TEXTO SELECCIONADO:
=====

Fue el director del Festival, Markus Hinterhäuser, quien deslizó la idea a la pareja artística formada por Romeo Castellucci y Teodor Currentzis: unir la ópera de Bartók sobre el castillo de Barbazul con la última composición del músico bávaro Carl Orff sobre el fin de los tiempos y el juicio final. A primera vista, parece una de esas locuras improvisadas en los despachos. Pero a tenor de lo visto sobre el escenario del Felsenreitschule, la excentricidad no carecía de cierta lógica.
Evidentemente, no hay castillo físico. No hay siete puertas que abren otras tantas habitaciones. La ópera de Bartók se abre en negro, con el llanto de un bebé y a continuación unos gritos. La música y los primeros versos cantados se escuchan aún en tinieblas, como en medio de un mal sueño, hasta que vemos a Judith caminar sobre una superficie de agua e iluminada por símbolos y palabras hechas de fuego. Estos elementos primigenios nos llevan a un planteamiento psicológico de esta ópera, donde el itinerario de las siete puertas, como los siete pecados capitales, es un camino mental por el alma de Barbazul. Para esta Judith es más importante abrir las puertas prohibidas que ver el contenido de sus habitaciones, una vez que ya hemos visto la suya: un bebé inerte, el hijo muerto apenas nacido.

=====

MATERIAL APORTADO:
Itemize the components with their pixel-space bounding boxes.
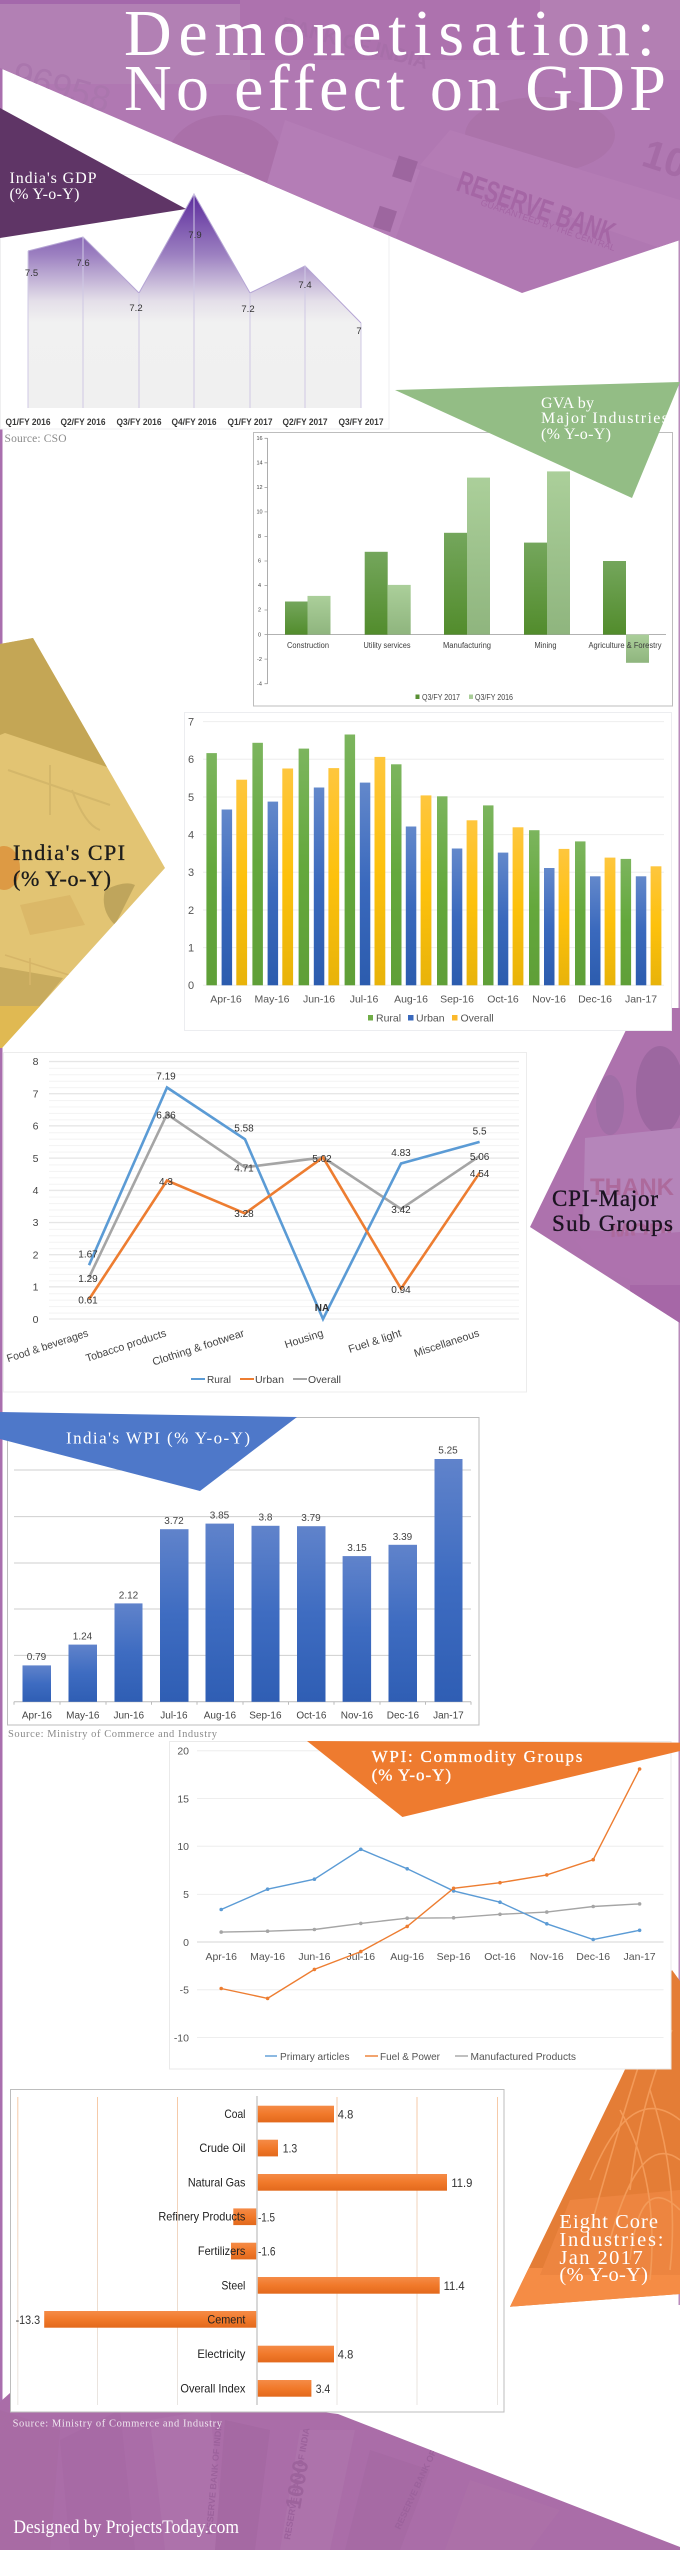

=====

TAREA A:
Responde según el texto seleccionado:
(i) ¿Quién sugirió unir la ópera de Bartók con la última composición de Carl Orff?
(ii) ¿En qué escenario se presentó el montaje?
(iii) ¿Con qué sonidos se abre la ópera de Bartók?
TAREA B: Reproduce al pie de la letra el fragmento del texto seleccionado que va de "Evidentemente, no hay" a "muerto apenas nacido.", ambos incluidos.

RESPUESTA COMPLETA A:
(i) Markus Hinterhäuser, director del Festival.
(ii) En el escenario del Felsenreitschule.
(iii) Con el llanto de un bebé y, a continuación, unos gritos.

RESPUESTA COMPLETA B:
Evidentemente, no hay castillo físico. No hay siete puertas que abren otras tantas habitaciones. La ópera de Bartók se abre en negro, con el llanto de un bebé y a continuación unos gritos. La música y los primeros versos cantados se escuchan aún en tinieblas, como en medio de un mal sueño, hasta que vemos a Judith caminar sobre una superficie de agua e iluminada por símbolos y palabras hechas de fuego. Estos elementos primigenios nos llevan a un planteamiento psicológico de esta ópera, donde el itinerario de las siete puertas, como los siete pecados capitales, es un camino mental por el alma de Barbazul. Para esta Judith es más importante abrir las puertas prohibidas que ver el contenido de sus habitaciones, una vez que ya hemos visto la suya: un bebé inerte, el hijo muerto apenas nacido.